_Instructions to follow_. Convert the material into a numbered list. Begin at its first line, stop after the line that contains "node-label: L-Alanine — [667, 605, 723, 621]", and leave out any blank lines.

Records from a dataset
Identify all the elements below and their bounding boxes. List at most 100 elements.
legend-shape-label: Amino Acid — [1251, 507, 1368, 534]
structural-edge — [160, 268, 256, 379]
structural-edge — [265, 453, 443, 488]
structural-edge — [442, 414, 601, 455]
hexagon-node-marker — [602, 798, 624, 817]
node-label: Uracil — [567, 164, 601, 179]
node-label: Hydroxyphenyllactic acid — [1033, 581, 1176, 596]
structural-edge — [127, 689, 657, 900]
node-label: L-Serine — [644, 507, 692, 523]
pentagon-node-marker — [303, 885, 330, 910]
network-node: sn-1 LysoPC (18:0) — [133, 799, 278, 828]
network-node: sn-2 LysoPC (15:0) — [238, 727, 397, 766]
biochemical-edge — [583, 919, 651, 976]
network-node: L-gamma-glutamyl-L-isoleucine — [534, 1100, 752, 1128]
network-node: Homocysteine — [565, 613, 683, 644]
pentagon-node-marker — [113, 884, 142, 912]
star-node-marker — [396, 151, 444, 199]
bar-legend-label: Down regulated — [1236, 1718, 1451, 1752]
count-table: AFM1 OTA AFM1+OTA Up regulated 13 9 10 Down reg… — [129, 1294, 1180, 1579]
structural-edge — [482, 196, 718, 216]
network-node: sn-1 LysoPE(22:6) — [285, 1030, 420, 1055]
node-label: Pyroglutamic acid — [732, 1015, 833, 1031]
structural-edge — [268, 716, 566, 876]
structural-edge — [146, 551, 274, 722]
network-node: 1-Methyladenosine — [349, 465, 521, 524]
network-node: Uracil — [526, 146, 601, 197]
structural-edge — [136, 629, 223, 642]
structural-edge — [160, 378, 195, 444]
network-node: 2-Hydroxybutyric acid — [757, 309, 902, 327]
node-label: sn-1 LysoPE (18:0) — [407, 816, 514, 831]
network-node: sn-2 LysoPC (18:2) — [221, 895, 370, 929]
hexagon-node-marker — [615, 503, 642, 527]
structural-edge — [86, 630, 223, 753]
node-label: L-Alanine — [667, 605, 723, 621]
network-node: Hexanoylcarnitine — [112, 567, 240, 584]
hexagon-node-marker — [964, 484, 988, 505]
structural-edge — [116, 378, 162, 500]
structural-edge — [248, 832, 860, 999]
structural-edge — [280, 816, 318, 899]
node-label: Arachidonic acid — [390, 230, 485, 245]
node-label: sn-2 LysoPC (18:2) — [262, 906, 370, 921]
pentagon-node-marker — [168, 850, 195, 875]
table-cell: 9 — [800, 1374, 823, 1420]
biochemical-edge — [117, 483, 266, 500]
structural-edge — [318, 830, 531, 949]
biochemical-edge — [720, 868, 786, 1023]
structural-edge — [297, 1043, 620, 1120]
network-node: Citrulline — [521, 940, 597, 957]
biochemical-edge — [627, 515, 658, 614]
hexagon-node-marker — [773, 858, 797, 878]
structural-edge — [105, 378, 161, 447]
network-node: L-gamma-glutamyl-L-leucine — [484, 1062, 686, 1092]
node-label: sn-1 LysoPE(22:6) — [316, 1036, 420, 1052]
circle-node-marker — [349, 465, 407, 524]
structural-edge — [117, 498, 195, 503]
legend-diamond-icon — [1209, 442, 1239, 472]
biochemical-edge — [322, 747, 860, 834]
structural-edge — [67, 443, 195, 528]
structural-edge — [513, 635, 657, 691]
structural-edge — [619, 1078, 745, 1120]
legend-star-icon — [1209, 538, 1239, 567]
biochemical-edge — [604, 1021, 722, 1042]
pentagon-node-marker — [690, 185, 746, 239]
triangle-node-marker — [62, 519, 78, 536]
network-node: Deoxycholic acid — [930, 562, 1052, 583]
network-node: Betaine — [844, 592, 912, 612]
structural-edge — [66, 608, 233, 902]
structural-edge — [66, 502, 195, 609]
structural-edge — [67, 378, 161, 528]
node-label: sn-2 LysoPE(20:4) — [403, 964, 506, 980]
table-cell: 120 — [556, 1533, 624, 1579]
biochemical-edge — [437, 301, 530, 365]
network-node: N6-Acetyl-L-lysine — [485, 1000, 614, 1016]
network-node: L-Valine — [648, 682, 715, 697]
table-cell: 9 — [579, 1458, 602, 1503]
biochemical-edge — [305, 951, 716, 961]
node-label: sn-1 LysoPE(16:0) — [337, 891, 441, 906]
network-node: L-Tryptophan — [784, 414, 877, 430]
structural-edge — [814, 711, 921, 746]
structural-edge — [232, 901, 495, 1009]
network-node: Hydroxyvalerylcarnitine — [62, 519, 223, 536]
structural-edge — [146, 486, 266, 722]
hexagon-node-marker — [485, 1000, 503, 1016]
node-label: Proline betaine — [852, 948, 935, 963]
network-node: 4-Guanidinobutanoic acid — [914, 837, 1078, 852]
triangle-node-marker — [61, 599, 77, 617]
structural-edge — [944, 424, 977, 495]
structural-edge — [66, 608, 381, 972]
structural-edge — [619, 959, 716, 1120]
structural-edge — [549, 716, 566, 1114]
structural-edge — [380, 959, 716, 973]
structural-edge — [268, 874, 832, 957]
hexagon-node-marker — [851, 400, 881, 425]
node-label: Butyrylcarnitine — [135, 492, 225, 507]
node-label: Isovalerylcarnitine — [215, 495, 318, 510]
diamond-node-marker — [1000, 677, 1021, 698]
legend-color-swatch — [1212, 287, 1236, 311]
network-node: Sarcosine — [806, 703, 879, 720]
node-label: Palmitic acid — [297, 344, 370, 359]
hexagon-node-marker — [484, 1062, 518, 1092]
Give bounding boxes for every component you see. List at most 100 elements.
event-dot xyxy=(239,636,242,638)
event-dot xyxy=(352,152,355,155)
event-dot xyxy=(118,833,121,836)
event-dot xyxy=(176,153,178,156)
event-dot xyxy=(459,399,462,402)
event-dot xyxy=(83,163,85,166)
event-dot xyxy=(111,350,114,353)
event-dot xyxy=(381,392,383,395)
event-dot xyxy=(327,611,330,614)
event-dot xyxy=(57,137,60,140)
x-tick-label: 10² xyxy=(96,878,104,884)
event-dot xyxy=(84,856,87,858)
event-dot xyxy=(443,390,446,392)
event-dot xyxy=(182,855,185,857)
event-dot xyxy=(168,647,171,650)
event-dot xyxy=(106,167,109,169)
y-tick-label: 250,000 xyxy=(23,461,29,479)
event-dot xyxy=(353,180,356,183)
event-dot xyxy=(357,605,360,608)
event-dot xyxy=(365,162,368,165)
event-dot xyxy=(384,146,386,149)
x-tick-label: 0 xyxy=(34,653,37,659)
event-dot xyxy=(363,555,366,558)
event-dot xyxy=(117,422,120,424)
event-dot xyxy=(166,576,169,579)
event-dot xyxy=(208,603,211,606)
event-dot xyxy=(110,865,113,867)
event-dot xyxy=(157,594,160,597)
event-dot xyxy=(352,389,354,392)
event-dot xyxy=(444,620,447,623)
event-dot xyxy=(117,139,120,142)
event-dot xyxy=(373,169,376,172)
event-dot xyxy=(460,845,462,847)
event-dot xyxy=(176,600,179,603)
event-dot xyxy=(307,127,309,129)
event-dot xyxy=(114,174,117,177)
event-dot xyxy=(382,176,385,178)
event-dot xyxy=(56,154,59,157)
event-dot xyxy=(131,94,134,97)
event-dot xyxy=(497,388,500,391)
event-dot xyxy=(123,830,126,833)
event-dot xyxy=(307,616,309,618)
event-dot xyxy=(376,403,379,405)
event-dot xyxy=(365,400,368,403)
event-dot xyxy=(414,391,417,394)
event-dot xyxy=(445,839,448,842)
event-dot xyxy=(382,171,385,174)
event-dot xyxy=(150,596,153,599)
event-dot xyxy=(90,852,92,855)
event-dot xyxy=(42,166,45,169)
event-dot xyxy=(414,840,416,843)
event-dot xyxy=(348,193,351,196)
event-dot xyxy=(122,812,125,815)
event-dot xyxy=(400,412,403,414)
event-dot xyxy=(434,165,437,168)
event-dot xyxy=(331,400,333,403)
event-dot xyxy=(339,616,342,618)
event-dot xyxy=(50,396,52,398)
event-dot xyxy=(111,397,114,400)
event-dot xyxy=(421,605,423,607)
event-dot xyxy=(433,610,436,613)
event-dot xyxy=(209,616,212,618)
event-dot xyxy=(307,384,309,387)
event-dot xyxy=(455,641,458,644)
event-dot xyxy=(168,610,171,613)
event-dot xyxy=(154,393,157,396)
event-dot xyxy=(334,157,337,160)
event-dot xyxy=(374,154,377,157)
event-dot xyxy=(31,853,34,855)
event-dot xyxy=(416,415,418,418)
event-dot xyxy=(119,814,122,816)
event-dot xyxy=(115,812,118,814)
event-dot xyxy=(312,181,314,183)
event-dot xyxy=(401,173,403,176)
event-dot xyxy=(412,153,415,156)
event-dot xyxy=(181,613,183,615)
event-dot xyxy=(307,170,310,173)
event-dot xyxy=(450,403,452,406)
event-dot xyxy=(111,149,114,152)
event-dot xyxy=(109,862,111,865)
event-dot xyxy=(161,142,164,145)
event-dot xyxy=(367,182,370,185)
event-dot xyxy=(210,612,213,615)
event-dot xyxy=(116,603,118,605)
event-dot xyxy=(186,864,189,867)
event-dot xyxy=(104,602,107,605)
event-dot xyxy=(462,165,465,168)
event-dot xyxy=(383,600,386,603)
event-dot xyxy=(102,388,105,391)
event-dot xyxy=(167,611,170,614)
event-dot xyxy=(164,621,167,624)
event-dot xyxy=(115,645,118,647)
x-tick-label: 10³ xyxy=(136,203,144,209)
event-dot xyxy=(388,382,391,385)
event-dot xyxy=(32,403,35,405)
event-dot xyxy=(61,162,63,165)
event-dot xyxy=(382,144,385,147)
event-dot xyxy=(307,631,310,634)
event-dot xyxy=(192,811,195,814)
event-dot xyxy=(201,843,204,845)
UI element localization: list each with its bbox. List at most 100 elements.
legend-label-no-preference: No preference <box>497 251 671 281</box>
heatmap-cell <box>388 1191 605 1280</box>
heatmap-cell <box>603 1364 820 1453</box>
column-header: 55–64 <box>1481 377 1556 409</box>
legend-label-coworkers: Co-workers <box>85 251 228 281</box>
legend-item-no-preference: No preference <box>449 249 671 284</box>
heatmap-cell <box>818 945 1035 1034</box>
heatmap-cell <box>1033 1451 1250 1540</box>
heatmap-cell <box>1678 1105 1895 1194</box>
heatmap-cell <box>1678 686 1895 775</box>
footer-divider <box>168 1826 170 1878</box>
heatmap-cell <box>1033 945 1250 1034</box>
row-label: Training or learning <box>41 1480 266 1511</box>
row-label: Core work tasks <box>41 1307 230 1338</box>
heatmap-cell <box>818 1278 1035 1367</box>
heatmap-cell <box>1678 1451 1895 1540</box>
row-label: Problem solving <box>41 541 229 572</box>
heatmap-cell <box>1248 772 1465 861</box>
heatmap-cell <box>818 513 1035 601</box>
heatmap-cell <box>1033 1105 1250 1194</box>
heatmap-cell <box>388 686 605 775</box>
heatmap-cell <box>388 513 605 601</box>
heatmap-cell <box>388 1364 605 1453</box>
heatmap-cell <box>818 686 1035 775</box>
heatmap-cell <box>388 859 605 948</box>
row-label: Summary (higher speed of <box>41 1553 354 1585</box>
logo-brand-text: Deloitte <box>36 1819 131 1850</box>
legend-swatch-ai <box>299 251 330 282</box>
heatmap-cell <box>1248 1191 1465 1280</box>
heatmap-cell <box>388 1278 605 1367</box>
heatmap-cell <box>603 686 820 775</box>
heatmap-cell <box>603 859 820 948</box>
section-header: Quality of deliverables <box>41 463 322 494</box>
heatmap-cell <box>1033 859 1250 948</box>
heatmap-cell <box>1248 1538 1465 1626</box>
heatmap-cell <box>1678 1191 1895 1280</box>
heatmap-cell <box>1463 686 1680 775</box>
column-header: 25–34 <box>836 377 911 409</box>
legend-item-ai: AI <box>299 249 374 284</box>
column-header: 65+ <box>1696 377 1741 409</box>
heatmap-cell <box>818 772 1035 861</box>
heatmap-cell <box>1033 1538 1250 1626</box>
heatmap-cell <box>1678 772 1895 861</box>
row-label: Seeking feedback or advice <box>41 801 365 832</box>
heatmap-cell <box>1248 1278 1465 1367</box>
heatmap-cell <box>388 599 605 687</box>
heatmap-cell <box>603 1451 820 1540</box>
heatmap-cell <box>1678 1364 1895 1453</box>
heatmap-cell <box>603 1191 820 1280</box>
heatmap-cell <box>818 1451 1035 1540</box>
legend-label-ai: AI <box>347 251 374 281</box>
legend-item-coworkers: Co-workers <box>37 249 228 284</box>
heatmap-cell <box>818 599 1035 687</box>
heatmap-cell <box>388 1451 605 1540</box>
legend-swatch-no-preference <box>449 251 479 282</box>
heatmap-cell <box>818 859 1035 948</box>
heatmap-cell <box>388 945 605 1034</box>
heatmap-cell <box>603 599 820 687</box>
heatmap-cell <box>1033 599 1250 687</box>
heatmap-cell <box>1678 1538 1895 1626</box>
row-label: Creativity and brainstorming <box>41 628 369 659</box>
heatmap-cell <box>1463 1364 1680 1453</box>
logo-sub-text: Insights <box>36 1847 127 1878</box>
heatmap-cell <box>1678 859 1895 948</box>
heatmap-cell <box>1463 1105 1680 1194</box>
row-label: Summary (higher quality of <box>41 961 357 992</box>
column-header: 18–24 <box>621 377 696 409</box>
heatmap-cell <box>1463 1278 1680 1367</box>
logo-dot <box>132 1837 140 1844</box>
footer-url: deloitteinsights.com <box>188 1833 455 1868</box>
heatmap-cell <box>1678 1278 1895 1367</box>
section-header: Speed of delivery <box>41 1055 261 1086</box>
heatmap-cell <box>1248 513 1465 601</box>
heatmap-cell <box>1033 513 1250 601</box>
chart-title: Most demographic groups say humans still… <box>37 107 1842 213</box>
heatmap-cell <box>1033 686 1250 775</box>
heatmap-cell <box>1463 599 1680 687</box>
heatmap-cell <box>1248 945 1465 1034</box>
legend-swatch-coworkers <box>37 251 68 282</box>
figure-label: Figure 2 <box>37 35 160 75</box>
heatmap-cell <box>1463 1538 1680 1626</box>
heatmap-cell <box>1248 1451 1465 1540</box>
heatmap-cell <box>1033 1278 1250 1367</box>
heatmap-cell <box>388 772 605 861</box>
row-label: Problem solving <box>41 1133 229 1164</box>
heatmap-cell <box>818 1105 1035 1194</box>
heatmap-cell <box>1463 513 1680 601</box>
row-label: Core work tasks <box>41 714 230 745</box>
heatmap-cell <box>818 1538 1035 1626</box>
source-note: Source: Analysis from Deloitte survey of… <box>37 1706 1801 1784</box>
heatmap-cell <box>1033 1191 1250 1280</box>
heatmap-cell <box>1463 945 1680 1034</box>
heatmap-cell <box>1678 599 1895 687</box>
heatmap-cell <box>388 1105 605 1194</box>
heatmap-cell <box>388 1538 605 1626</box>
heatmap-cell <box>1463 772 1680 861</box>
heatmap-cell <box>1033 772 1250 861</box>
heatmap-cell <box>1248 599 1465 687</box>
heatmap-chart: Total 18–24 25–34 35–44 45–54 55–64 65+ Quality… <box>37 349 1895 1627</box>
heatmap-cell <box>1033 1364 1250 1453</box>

_Problem solution_.
1. Identify all the elements below and their bounding boxes. List at most 100 elements.
2. legend-shape-label: Amino Acid — [1251, 507, 1368, 534]
3. structural-edge — [160, 268, 256, 379]
4. structural-edge — [265, 453, 443, 488]
5. structural-edge — [442, 414, 601, 455]
6. hexagon-node-marker — [602, 798, 624, 817]
7. node-label: Uracil — [567, 164, 601, 179]
8. node-label: Hydroxyphenyllactic acid — [1033, 581, 1176, 596]
9. structural-edge — [127, 689, 657, 900]
10. node-label: L-Serine — [644, 507, 692, 523]
11. pentagon-node-marker — [303, 885, 330, 910]
12. network-node: sn-1 LysoPC (18:0) — [133, 799, 278, 828]
13. network-node: sn-2 LysoPC (15:0) — [238, 727, 397, 766]
14. biochemical-edge — [583, 919, 651, 976]
15. network-node: L-gamma-glutamyl-L-isoleucine — [534, 1100, 752, 1128]
16. network-node: Homocysteine — [565, 613, 683, 644]
17. pentagon-node-marker — [113, 884, 142, 912]
18. star-node-marker — [396, 151, 444, 199]
19. bar-legend-label: Down regulated — [1236, 1718, 1451, 1752]
20. count-table: AFM1 OTA AFM1+OTA Up regulated 13 9 10 Down reg… — [129, 1294, 1180, 1579]
21. structural-edge — [482, 196, 718, 216]
22. network-node: sn-1 LysoPE(22:6) — [285, 1030, 420, 1055]
23. node-label: Pyroglutamic acid — [732, 1015, 833, 1031]
24. structural-edge — [268, 716, 566, 876]
25. structural-edge — [146, 551, 274, 722]
26. network-node: 1-Methyladenosine — [349, 465, 521, 524]
27. network-node: Uracil — [526, 146, 601, 197]
28. structural-edge — [136, 629, 223, 642]
29. structural-edge — [160, 378, 195, 444]
30. network-node: 2-Hydroxybutyric acid — [757, 309, 902, 327]
31. node-label: sn-1 LysoPE (18:0) — [407, 816, 514, 831]
32. network-node: sn-2 LysoPC (18:2) — [221, 895, 370, 929]
33. hexagon-node-marker — [615, 503, 642, 527]
34. structural-edge — [86, 630, 223, 753]
35. node-label: L-Alanine — [667, 605, 723, 621]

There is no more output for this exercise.